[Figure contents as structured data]

■ ■ ■ ■

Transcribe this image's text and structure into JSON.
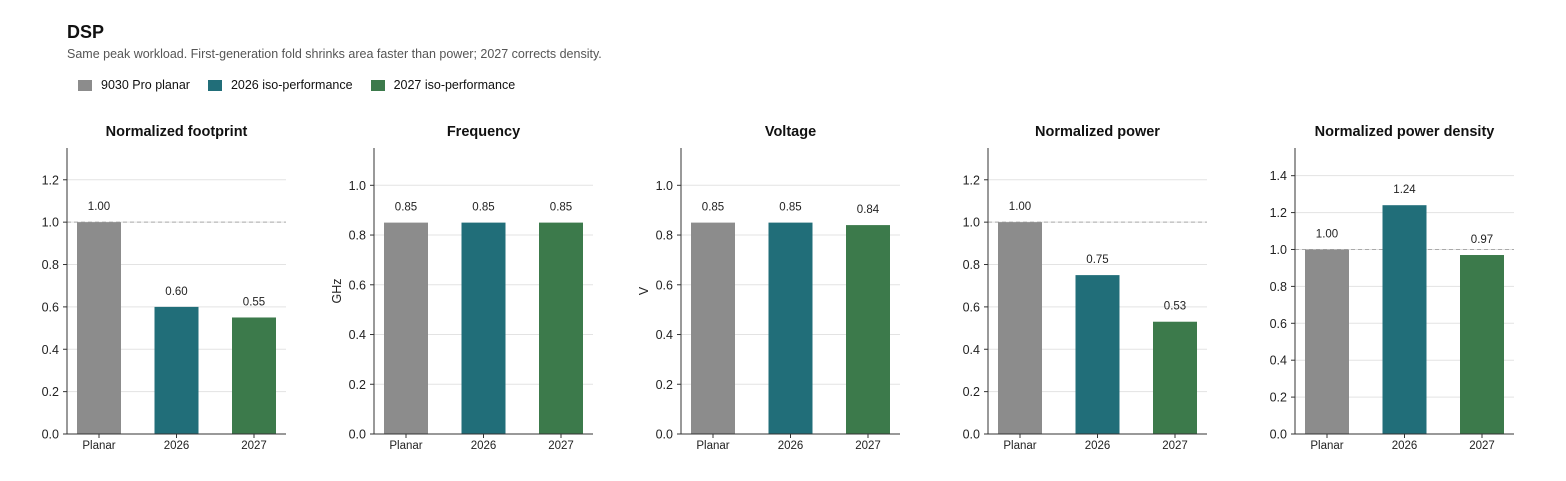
{
  "page": {
    "title": "DSP",
    "subtitle": "Same peak workload. First-generation fold shrinks area faster than power; 2027 corrects density."
  },
  "legend": [
    {
      "label": "9030 Pro planar",
      "color": "#8c8c8c"
    },
    {
      "label": "2026 iso-performance",
      "color": "#216e79"
    },
    {
      "label": "2027 iso-performance",
      "color": "#3c7a4b"
    }
  ],
  "chart_data": [
    {
      "type": "bar",
      "title": "Normalized footprint",
      "ylabel": "",
      "categories": [
        "Planar",
        "2026",
        "2027"
      ],
      "values": [
        1.0,
        0.6,
        0.55
      ],
      "value_labels": [
        "1.00",
        "0.60",
        "0.55"
      ],
      "ylim": [
        0,
        1.35
      ],
      "yticks": [
        0.0,
        0.2,
        0.4,
        0.6,
        0.8,
        1.0,
        1.2
      ],
      "ytick_labels": [
        "0.0",
        "0.2",
        "0.4",
        "0.6",
        "0.8",
        "1.0",
        "1.2"
      ],
      "reference_line": 1.0,
      "grid": true
    },
    {
      "type": "bar",
      "title": "Frequency",
      "ylabel": "GHz",
      "categories": [
        "Planar",
        "2026",
        "2027"
      ],
      "values": [
        0.85,
        0.85,
        0.85
      ],
      "value_labels": [
        "0.85",
        "0.85",
        "0.85"
      ],
      "ylim": [
        0,
        1.15
      ],
      "yticks": [
        0.0,
        0.2,
        0.4,
        0.6,
        0.8,
        1.0
      ],
      "ytick_labels": [
        "0.0",
        "0.2",
        "0.4",
        "0.6",
        "0.8",
        "1.0"
      ],
      "grid": true
    },
    {
      "type": "bar",
      "title": "Voltage",
      "ylabel": "V",
      "categories": [
        "Planar",
        "2026",
        "2027"
      ],
      "values": [
        0.85,
        0.85,
        0.84
      ],
      "value_labels": [
        "0.85",
        "0.85",
        "0.84"
      ],
      "ylim": [
        0,
        1.15
      ],
      "yticks": [
        0.0,
        0.2,
        0.4,
        0.6,
        0.8,
        1.0
      ],
      "ytick_labels": [
        "0.0",
        "0.2",
        "0.4",
        "0.6",
        "0.8",
        "1.0"
      ],
      "grid": true
    },
    {
      "type": "bar",
      "title": "Normalized power",
      "ylabel": "",
      "categories": [
        "Planar",
        "2026",
        "2027"
      ],
      "values": [
        1.0,
        0.75,
        0.53
      ],
      "value_labels": [
        "1.00",
        "0.75",
        "0.53"
      ],
      "ylim": [
        0,
        1.35
      ],
      "yticks": [
        0.0,
        0.2,
        0.4,
        0.6,
        0.8,
        1.0,
        1.2
      ],
      "ytick_labels": [
        "0.0",
        "0.2",
        "0.4",
        "0.6",
        "0.8",
        "1.0",
        "1.2"
      ],
      "reference_line": 1.0,
      "grid": true
    },
    {
      "type": "bar",
      "title": "Normalized power density",
      "ylabel": "",
      "categories": [
        "Planar",
        "2026",
        "2027"
      ],
      "values": [
        1.0,
        1.24,
        0.97
      ],
      "value_labels": [
        "1.00",
        "1.24",
        "0.97"
      ],
      "ylim": [
        0,
        1.55
      ],
      "yticks": [
        0.0,
        0.2,
        0.4,
        0.6,
        0.8,
        1.0,
        1.2,
        1.4
      ],
      "ytick_labels": [
        "0.0",
        "0.2",
        "0.4",
        "0.6",
        "0.8",
        "1.0",
        "1.2",
        "1.4"
      ],
      "reference_line": 1.0,
      "grid": true
    }
  ]
}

■ ■ ■ ■

**What you should do**: Every line of the data should be copied as it stands, without the images.

**Result below**:
Transcribe this image's text and structure into JSON.
{
  "page": {
    "title": "DSP",
    "subtitle": "Same peak workload. First-generation fold shrinks area faster than power; 2027 corrects density."
  },
  "legend": [
    {
      "label": "9030 Pro planar",
      "color": "#8c8c8c"
    },
    {
      "label": "2026 iso-performance",
      "color": "#216e79"
    },
    {
      "label": "2027 iso-performance",
      "color": "#3c7a4b"
    }
  ],
  "chart_data": [
    {
      "type": "bar",
      "title": "Normalized footprint",
      "ylabel": "",
      "categories": [
        "Planar",
        "2026",
        "2027"
      ],
      "values": [
        1.0,
        0.6,
        0.55
      ],
      "value_labels": [
        "1.00",
        "0.60",
        "0.55"
      ],
      "ylim": [
        0,
        1.35
      ],
      "yticks": [
        0.0,
        0.2,
        0.4,
        0.6,
        0.8,
        1.0,
        1.2
      ],
      "ytick_labels": [
        "0.0",
        "0.2",
        "0.4",
        "0.6",
        "0.8",
        "1.0",
        "1.2"
      ],
      "reference_line": 1.0,
      "grid": true
    },
    {
      "type": "bar",
      "title": "Frequency",
      "ylabel": "GHz",
      "categories": [
        "Planar",
        "2026",
        "2027"
      ],
      "values": [
        0.85,
        0.85,
        0.85
      ],
      "value_labels": [
        "0.85",
        "0.85",
        "0.85"
      ],
      "ylim": [
        0,
        1.15
      ],
      "yticks": [
        0.0,
        0.2,
        0.4,
        0.6,
        0.8,
        1.0
      ],
      "ytick_labels": [
        "0.0",
        "0.2",
        "0.4",
        "0.6",
        "0.8",
        "1.0"
      ],
      "grid": true
    },
    {
      "type": "bar",
      "title": "Voltage",
      "ylabel": "V",
      "categories": [
        "Planar",
        "2026",
        "2027"
      ],
      "values": [
        0.85,
        0.85,
        0.84
      ],
      "value_labels": [
        "0.85",
        "0.85",
        "0.84"
      ],
      "ylim": [
        0,
        1.15
      ],
      "yticks": [
        0.0,
        0.2,
        0.4,
        0.6,
        0.8,
        1.0
      ],
      "ytick_labels": [
        "0.0",
        "0.2",
        "0.4",
        "0.6",
        "0.8",
        "1.0"
      ],
      "grid": true
    },
    {
      "type": "bar",
      "title": "Normalized power",
      "ylabel": "",
      "categories": [
        "Planar",
        "2026",
        "2027"
      ],
      "values": [
        1.0,
        0.75,
        0.53
      ],
      "value_labels": [
        "1.00",
        "0.75",
        "0.53"
      ],
      "ylim": [
        0,
        1.35
      ],
      "yticks": [
        0.0,
        0.2,
        0.4,
        0.6,
        0.8,
        1.0,
        1.2
      ],
      "ytick_labels": [
        "0.0",
        "0.2",
        "0.4",
        "0.6",
        "0.8",
        "1.0",
        "1.2"
      ],
      "reference_line": 1.0,
      "grid": true
    },
    {
      "type": "bar",
      "title": "Normalized power density",
      "ylabel": "",
      "categories": [
        "Planar",
        "2026",
        "2027"
      ],
      "values": [
        1.0,
        1.24,
        0.97
      ],
      "value_labels": [
        "1.00",
        "1.24",
        "0.97"
      ],
      "ylim": [
        0,
        1.55
      ],
      "yticks": [
        0.0,
        0.2,
        0.4,
        0.6,
        0.8,
        1.0,
        1.2,
        1.4
      ],
      "ytick_labels": [
        "0.0",
        "0.2",
        "0.4",
        "0.6",
        "0.8",
        "1.0",
        "1.2",
        "1.4"
      ],
      "reference_line": 1.0,
      "grid": true
    }
  ]
}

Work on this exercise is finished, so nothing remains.